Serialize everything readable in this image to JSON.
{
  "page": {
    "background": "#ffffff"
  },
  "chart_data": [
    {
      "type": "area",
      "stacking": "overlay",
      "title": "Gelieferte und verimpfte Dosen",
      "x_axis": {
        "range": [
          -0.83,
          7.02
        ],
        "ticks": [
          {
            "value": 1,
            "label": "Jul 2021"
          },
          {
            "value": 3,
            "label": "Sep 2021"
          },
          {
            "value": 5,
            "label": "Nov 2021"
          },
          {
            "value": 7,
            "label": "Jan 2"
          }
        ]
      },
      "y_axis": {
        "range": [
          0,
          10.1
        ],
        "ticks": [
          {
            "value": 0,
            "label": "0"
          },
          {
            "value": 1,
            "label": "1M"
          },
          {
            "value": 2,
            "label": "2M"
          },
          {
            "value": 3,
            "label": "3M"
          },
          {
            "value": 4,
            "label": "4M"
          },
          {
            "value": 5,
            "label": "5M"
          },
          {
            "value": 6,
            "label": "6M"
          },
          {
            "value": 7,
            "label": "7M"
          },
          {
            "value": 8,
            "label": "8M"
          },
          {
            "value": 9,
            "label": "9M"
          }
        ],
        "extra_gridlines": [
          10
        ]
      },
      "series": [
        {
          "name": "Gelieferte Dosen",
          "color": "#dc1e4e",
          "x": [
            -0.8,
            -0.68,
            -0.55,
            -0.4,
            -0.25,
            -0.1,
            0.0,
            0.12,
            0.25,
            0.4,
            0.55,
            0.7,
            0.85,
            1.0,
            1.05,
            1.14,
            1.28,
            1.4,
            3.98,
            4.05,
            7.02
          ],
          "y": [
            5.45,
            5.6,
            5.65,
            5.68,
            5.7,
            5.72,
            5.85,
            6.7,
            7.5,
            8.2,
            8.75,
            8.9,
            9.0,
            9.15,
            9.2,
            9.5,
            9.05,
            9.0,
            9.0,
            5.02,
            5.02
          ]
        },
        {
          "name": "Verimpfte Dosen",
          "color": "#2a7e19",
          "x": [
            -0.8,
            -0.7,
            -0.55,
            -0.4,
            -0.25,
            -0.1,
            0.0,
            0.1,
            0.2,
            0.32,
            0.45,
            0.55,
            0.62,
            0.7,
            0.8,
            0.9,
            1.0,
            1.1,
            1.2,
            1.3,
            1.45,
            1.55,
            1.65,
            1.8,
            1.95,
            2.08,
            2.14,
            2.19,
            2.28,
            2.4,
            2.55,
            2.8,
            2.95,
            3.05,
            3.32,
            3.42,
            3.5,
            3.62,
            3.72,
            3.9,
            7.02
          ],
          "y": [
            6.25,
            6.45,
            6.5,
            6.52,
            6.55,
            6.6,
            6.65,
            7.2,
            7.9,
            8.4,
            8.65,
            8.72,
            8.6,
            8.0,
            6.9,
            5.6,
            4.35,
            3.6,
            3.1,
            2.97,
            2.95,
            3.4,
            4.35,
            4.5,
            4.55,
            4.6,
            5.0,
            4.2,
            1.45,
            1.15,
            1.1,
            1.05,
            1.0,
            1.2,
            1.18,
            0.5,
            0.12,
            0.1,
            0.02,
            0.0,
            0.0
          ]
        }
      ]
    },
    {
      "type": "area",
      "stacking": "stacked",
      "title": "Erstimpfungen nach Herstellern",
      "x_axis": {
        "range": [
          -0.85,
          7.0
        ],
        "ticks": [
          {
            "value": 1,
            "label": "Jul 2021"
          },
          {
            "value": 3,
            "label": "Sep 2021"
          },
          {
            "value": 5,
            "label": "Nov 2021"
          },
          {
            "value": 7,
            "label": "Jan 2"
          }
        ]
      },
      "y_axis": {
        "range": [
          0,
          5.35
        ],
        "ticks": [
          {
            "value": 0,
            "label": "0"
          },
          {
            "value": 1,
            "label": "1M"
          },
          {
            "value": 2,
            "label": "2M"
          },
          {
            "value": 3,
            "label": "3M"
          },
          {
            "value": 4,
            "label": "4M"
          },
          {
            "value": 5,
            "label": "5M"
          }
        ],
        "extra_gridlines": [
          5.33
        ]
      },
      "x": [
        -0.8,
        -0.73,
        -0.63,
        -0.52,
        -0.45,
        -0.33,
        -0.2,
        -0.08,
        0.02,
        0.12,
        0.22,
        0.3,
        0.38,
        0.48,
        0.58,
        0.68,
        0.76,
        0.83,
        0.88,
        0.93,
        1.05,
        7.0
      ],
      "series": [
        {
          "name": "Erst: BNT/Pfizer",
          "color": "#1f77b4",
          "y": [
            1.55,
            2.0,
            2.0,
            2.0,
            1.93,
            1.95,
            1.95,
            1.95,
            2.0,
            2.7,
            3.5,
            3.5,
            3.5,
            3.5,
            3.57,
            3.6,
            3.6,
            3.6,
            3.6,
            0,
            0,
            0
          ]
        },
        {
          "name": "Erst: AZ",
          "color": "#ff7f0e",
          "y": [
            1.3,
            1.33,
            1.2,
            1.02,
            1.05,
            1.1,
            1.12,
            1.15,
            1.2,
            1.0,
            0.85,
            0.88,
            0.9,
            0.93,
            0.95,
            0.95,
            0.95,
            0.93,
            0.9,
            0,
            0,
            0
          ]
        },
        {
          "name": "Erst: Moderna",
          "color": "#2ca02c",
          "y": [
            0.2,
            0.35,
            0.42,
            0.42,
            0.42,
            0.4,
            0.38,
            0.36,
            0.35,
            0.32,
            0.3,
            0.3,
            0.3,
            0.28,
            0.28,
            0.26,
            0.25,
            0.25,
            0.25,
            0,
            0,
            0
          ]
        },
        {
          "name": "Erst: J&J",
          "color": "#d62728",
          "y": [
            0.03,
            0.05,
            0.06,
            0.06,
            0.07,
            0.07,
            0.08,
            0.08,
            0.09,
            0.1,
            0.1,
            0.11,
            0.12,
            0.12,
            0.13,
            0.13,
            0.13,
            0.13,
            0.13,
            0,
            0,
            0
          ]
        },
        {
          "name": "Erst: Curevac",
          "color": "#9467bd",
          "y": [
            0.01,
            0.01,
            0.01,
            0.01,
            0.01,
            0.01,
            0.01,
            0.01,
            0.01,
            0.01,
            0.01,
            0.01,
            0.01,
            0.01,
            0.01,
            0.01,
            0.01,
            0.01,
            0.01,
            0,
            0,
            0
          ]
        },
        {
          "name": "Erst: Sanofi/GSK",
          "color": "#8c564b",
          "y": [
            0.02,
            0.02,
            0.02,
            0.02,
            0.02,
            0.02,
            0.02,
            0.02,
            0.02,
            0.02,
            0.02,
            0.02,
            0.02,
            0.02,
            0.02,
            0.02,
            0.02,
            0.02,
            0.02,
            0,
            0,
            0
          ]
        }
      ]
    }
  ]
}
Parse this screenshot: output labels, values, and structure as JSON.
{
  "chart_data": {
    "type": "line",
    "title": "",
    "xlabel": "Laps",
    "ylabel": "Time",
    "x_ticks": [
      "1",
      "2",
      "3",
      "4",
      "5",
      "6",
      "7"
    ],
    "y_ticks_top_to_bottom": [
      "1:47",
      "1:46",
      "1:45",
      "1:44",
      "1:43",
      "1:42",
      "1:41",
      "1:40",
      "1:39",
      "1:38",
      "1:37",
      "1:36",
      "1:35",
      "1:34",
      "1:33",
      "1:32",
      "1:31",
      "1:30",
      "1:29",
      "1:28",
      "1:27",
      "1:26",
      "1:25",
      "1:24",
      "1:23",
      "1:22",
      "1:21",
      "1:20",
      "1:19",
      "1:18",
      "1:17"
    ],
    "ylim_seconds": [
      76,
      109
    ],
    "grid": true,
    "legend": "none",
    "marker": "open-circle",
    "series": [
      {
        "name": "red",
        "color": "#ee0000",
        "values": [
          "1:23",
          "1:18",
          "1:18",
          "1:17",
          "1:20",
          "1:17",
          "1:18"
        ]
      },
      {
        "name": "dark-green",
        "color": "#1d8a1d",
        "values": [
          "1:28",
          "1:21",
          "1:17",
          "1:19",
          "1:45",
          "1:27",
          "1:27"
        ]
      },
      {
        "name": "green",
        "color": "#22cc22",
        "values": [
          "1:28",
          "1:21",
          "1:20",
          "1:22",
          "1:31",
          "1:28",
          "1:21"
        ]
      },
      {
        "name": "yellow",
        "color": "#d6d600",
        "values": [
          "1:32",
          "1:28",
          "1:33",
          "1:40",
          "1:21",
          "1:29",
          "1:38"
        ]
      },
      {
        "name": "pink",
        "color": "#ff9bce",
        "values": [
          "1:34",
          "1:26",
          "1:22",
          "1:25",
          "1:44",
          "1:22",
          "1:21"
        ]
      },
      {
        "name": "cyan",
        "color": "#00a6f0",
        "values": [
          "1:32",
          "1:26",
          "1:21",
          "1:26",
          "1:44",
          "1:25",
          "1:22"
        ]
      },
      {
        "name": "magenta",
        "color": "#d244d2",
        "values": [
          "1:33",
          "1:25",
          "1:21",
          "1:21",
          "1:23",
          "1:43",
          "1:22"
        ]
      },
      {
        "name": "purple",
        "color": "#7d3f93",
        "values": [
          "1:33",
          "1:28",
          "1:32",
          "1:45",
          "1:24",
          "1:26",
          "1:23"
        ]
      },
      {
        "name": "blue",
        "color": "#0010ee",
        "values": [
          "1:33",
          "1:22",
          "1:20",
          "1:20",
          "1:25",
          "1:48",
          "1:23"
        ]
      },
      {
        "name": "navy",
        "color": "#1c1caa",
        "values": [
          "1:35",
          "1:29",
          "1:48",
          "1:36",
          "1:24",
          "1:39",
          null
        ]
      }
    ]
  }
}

## [What you will do]
Pick out the lines that have the word "this". Copy them all.

## [Full response]
Serialize everything readable in this image to JSON.
Parse this screenshot: output labels, values, and structure as JSON.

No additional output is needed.